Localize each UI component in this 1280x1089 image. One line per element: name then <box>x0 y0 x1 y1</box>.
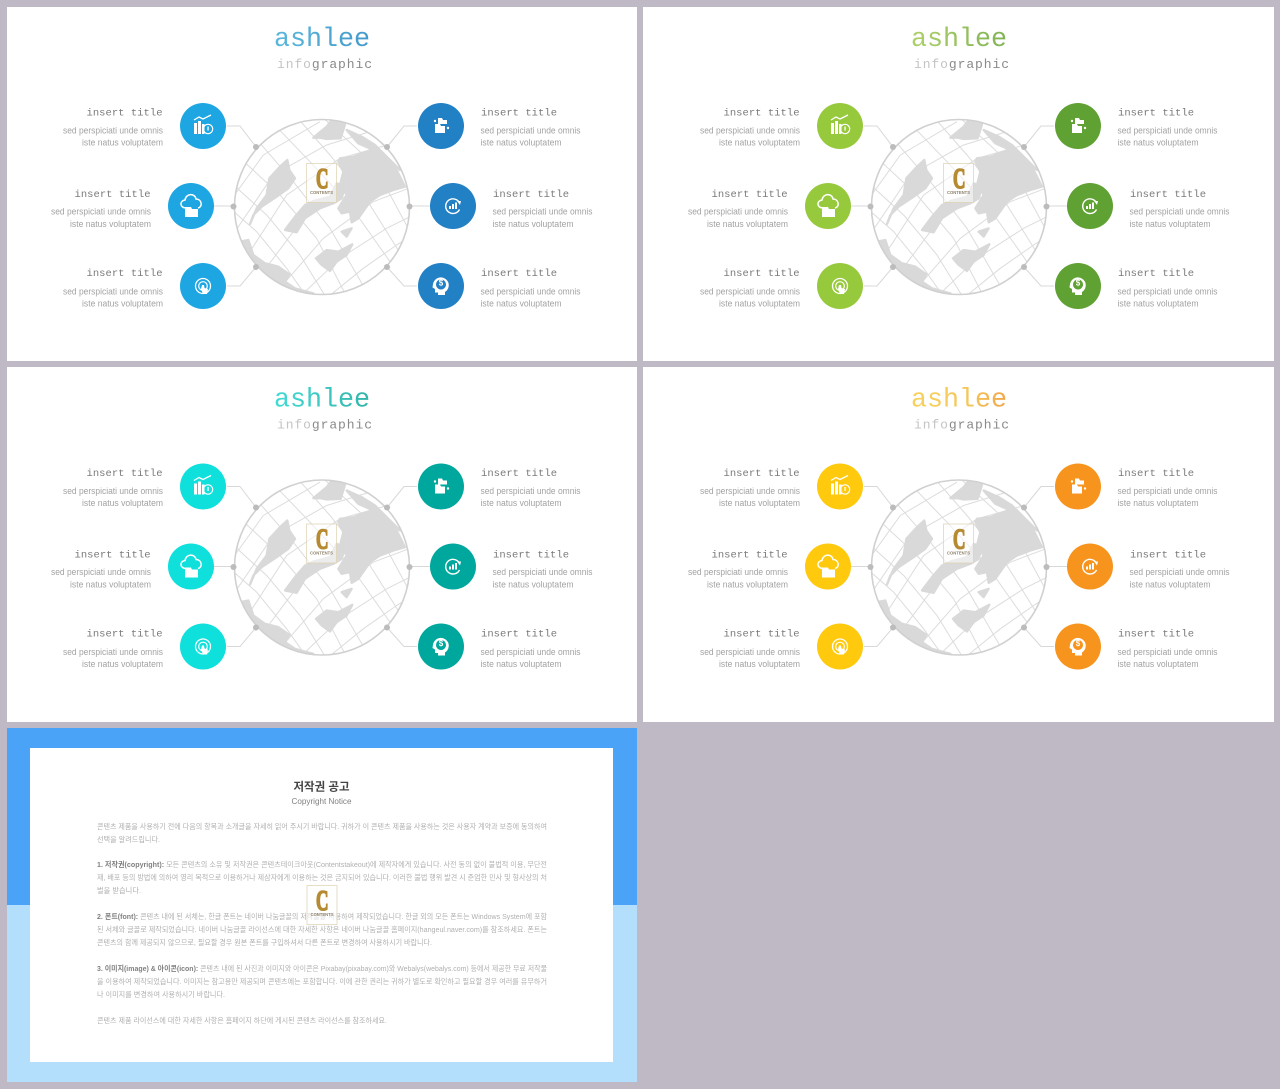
node: top right: sed perspiciati unde omnis <box>480 486 581 496</box>
node: top right: iste natus voluptatem <box>480 138 562 148</box>
globe with connectors <box>214 476 430 659</box>
node: top left: insert title <box>724 108 800 120</box>
node: top right: insert title <box>481 468 557 480</box>
node: middle left <box>688 544 851 590</box>
node: top right <box>418 464 581 510</box>
node: bottom left <box>63 624 226 670</box>
node: middle left: iste natus voluptatem <box>707 219 788 229</box>
node: middle right: insert title <box>493 550 569 562</box>
heading: copyright notice Korean: 저작권 공고 <box>293 780 350 794</box>
node: top left <box>700 464 863 510</box>
subtitle: infographic: infographic <box>914 57 1009 72</box>
watermark logo <box>307 885 337 924</box>
node: bottom right: insert title <box>1118 268 1194 280</box>
node: bottom left <box>700 624 863 670</box>
node: top right <box>1055 464 1218 510</box>
node: middle right: iste natus voluptatem <box>1130 580 1210 590</box>
node: bottom right: $ <box>1076 278 1081 288</box>
node: top right: insert title <box>481 108 557 120</box>
text block: introduction: 선택을 알려드립니다. <box>97 834 160 844</box>
node: bottom left <box>63 263 226 309</box>
node: top right <box>1055 103 1218 149</box>
text block: copyright clause <box>97 859 547 895</box>
node: bottom left: sed perspiciati unde omnis <box>700 286 801 296</box>
globe with connectors <box>851 476 1067 659</box>
node: top right: iste natus voluptatem <box>480 498 562 508</box>
node: bottom right: insert title <box>481 628 557 640</box>
node: middle left <box>51 544 214 590</box>
node: middle left: sed perspiciati unde omnis <box>51 206 152 216</box>
node: middle right: iste natus voluptatem <box>492 580 574 590</box>
node: bottom left: sed perspiciati unde omnis <box>63 647 164 657</box>
text block: image and icon clause <box>97 963 547 999</box>
watermark logo: CONTENTS <box>947 190 970 195</box>
node: top left: iste natus voluptatem <box>82 138 163 148</box>
watermark logo <box>306 163 336 202</box>
node: middle left: iste natus voluptatem <box>70 219 151 229</box>
node: middle left: insert title <box>712 189 788 201</box>
node: bottom right <box>418 263 581 309</box>
node: bottom right: insert title <box>1118 628 1194 640</box>
node: middle left: insert title <box>74 550 150 562</box>
panel: copyright notice <box>7 728 637 1082</box>
subtitle: infographic: infographic <box>277 57 372 72</box>
text block: image and icon clause: 을 이용하여 제작되었습니다. 이미지는 참고용만 제공되며 콘텐츠에는 포함합니다. 이에 관한 권리는 귀하가 별도로 확인하고 필요할 경우 여러를 유무하거 <box>97 976 547 986</box>
node: bottom left: insert title <box>86 628 162 640</box>
node: bottom right: insert title <box>481 268 557 280</box>
text block: introduction: 콘텐츠 제품을 사용하기 전에 다음의 항목과 소개글을 자세히 읽어 주시기 바랍니다. 귀하가 이 콘텐츠 제품을 사용하는 것은 사용자 계약과 보증에 동의하여 <box>97 821 547 831</box>
node: bottom right: $ <box>439 639 444 648</box>
watermark logo: C <box>953 524 966 556</box>
node: middle left <box>688 183 851 229</box>
node: top left <box>63 103 226 149</box>
node: middle right <box>1067 183 1230 229</box>
node: middle left: sed perspiciati unde omnis <box>688 567 789 577</box>
text block: introduction <box>97 821 547 844</box>
node: middle right: iste natus voluptatem <box>1130 219 1210 229</box>
watermark logo: C <box>316 163 328 195</box>
node: middle right <box>430 544 593 590</box>
watermark logo: C <box>316 885 328 917</box>
node: top left: insert title <box>86 468 162 480</box>
node: bottom left: insert title <box>724 628 800 640</box>
node: top left: iste natus voluptatem <box>82 498 163 508</box>
watermark logo: C <box>953 163 966 195</box>
watermark logo <box>944 524 974 563</box>
node: top right: sed perspiciati unde omnis <box>1118 126 1218 136</box>
node: top left <box>63 464 226 510</box>
node: top right: insert title <box>1118 468 1194 480</box>
panel: green infographic <box>643 7 1274 361</box>
node: bottom left: sed perspiciati unde omnis <box>700 647 801 657</box>
watermark logo: CONTENTS <box>947 550 970 556</box>
text block: font clause: 콘텐츠의 함께 제공되지 않으므로, 필요할 경우 원본 폰트를 구입하셔서 다른 폰트로 변경하여 사용하시기 바랍니다. <box>97 937 432 947</box>
subheading: copyright notice English: Copyright Notice <box>292 796 352 806</box>
node: top left <box>700 103 863 149</box>
text block: copyright clause: 재, 배포 등의 방법에 의하여 영리 목적으로 이용하거나 제삼자에게 이용하는 것은 금지되어 있습니다. 이러한 불법 행위 발견 시 준엄한 민사 및 형사상의 처 <box>97 872 547 882</box>
node: top left: insert title <box>86 108 162 120</box>
node: middle right <box>430 183 593 229</box>
node: bottom right <box>1055 624 1218 670</box>
node: bottom left: iste natus voluptatem <box>82 659 163 669</box>
node: top left: insert title <box>724 468 800 480</box>
watermark logo: CONTENTS <box>310 550 333 556</box>
globe with connectors <box>851 115 1067 298</box>
node: top right: iste natus voluptatem <box>1118 498 1198 508</box>
node: top left: iste natus voluptatem <box>719 498 800 508</box>
node: middle left: iste natus voluptatem <box>70 580 151 590</box>
watermark logo <box>306 524 336 563</box>
node: top right <box>418 103 581 149</box>
watermark logo <box>944 163 974 202</box>
panel: teal infographic <box>7 367 637 722</box>
node: middle left: iste natus voluptatem <box>707 580 788 590</box>
node: bottom right: sed perspiciati unde omnis <box>480 286 581 296</box>
node: top right: iste natus voluptatem <box>1118 138 1198 148</box>
node: bottom left: insert title <box>724 268 800 280</box>
panel: yellow infographic <box>643 367 1274 722</box>
node: middle right: sed perspiciati unde omnis <box>492 567 593 577</box>
node: top right: sed perspiciati unde omnis <box>480 126 581 136</box>
node: middle right: sed perspiciati unde omnis <box>1130 567 1230 577</box>
heading: ashlee: ashlee <box>274 386 370 416</box>
node: top right: insert title <box>1118 108 1194 120</box>
text block: copyright clause: 벌을 받습니다. <box>97 885 141 895</box>
heading: ashlee: ashlee <box>911 386 1007 416</box>
node: bottom right: sed perspiciati unde omnis <box>480 647 581 657</box>
node: middle right: sed perspiciati unde omnis <box>1130 206 1230 216</box>
globe with connectors <box>214 115 430 298</box>
heading: ashlee: ashlee <box>274 25 370 55</box>
node: bottom right: sed perspiciati unde omnis <box>1118 647 1218 657</box>
node: bottom left: sed perspiciati unde omnis <box>63 286 164 296</box>
node: bottom right <box>418 624 581 670</box>
node: bottom left: iste natus voluptatem <box>82 298 163 308</box>
subtitle: infographic: infographic <box>914 418 1009 432</box>
text block: image and icon clause: 나 이미지를 변경하여 사용하시기 바랍니다. <box>97 989 225 999</box>
text block: font clause: 2. 폰트(font): 콘텐츠 내에 된 서체는, 한글 폰트는 네이버 나눔글꼴의 저작물을 사용하여 제작되었습니다. 한글 외의 모든 폰트는 Windows System에 포함 <box>97 911 547 921</box>
node: bottom right: $ <box>439 278 444 288</box>
watermark logo: CONTENTS <box>310 190 333 195</box>
node: middle right: iste natus voluptatem <box>492 219 574 229</box>
text block: copyright clause: 1. 저작권(copyright): 모든 콘텐츠의 소유 및 저작권은 콘텐츠테이크아웃(Contentstakeout)에 제작자에게 있습니다. 사전 동의 없이 불법적 이용, 무단전 <box>97 859 547 869</box>
node: middle right: insert title <box>493 189 569 201</box>
text block: license note: 콘텐츠 제품 라이선스에 대한 자세한 사항은 홈페이지 하단에 게시된 콘텐츠 라이선스를 참조하세요. <box>97 1015 387 1025</box>
node: bottom left: insert title <box>86 268 162 280</box>
node: bottom left: iste natus voluptatem <box>719 659 800 669</box>
node: middle left <box>51 183 214 229</box>
watermark logo: CONTENTS <box>310 912 334 917</box>
node: top left: sed perspiciati unde omnis <box>700 486 801 496</box>
node: middle left: sed perspiciati unde omnis <box>51 567 152 577</box>
node: bottom right: iste natus voluptatem <box>1118 298 1198 308</box>
node: middle right: sed perspiciati unde omnis <box>492 206 593 216</box>
node: bottom right: iste natus voluptatem <box>480 659 562 669</box>
node: bottom left: iste natus voluptatem <box>719 298 800 308</box>
text block: font clause: 된 서체와 글꼴로 제작되었습니다. 네이버 나눔글꼴 라이선스에 대한 자세한 사항은 네이버 나눔글꼴 홈페이지(hangeul.naver.com)를 참조하세요. 폰트는 <box>97 924 547 934</box>
node: bottom right: iste natus voluptatem <box>480 298 562 308</box>
node: middle right: insert title <box>1130 550 1206 562</box>
node: middle right: insert title <box>1130 189 1206 201</box>
panel: blue infographic <box>7 7 637 361</box>
node: top left: sed perspiciati unde omnis <box>63 126 164 136</box>
node: top left: iste natus voluptatem <box>719 138 800 148</box>
node: middle right <box>1067 544 1230 590</box>
node: middle left: sed perspiciati unde omnis <box>688 206 789 216</box>
subtitle: infographic: infographic <box>277 418 372 432</box>
node: middle left: insert title <box>712 550 788 562</box>
heading: ashlee: ashlee <box>911 25 1007 55</box>
node: bottom right: sed perspiciati unde omnis <box>1118 286 1218 296</box>
node: bottom right: $ <box>1076 639 1081 648</box>
node: bottom right <box>1055 263 1218 309</box>
node: top left: sed perspiciati unde omnis <box>700 126 801 136</box>
node: bottom left <box>700 263 863 309</box>
node: top right: sed perspiciati unde omnis <box>1118 486 1218 496</box>
node: bottom right: iste natus voluptatem <box>1118 659 1198 669</box>
watermark logo: C <box>316 524 328 556</box>
text block: font clause <box>97 911 547 947</box>
node: top left: sed perspiciati unde omnis <box>63 486 164 496</box>
node: middle left: insert title <box>74 189 150 201</box>
text block: image and icon clause: 3. 이미지(image) & 아이콘(icon): 콘텐츠 내에 된 사진과 이미지와 아이콘은 Pixabay(pixabay.com)와 Webalys(webalys.com) 등에서 제공한 무료 저작물 <box>97 963 547 973</box>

DIRECTION
Filter the items above down to every line that contains the string "제작되었습니다". Copy each matching line in full.

RESPONSE FOR THIS EXERCISE
text block: image and icon clause: 을 이용하여 제작되었습니다. 이미지는 참고용만 제공되며 콘텐츠에는 포함합니다. 이에 관한 권리는 귀하가 별도로 확인하고 필요할 경우 여러를 유무하거 <box>97 976 547 986</box>
text block: font clause: 2. 폰트(font): 콘텐츠 내에 된 서체는, 한글 폰트는 네이버 나눔글꼴의 저작물을 사용하여 제작되었습니다. 한글 외의 모든 폰트는 Windows System에 포함 <box>97 911 547 921</box>
text block: font clause: 된 서체와 글꼴로 제작되었습니다. 네이버 나눔글꼴 라이선스에 대한 자세한 사항은 네이버 나눔글꼴 홈페이지(hangeul.naver.com)를 참조하세요. 폰트는 <box>97 924 547 934</box>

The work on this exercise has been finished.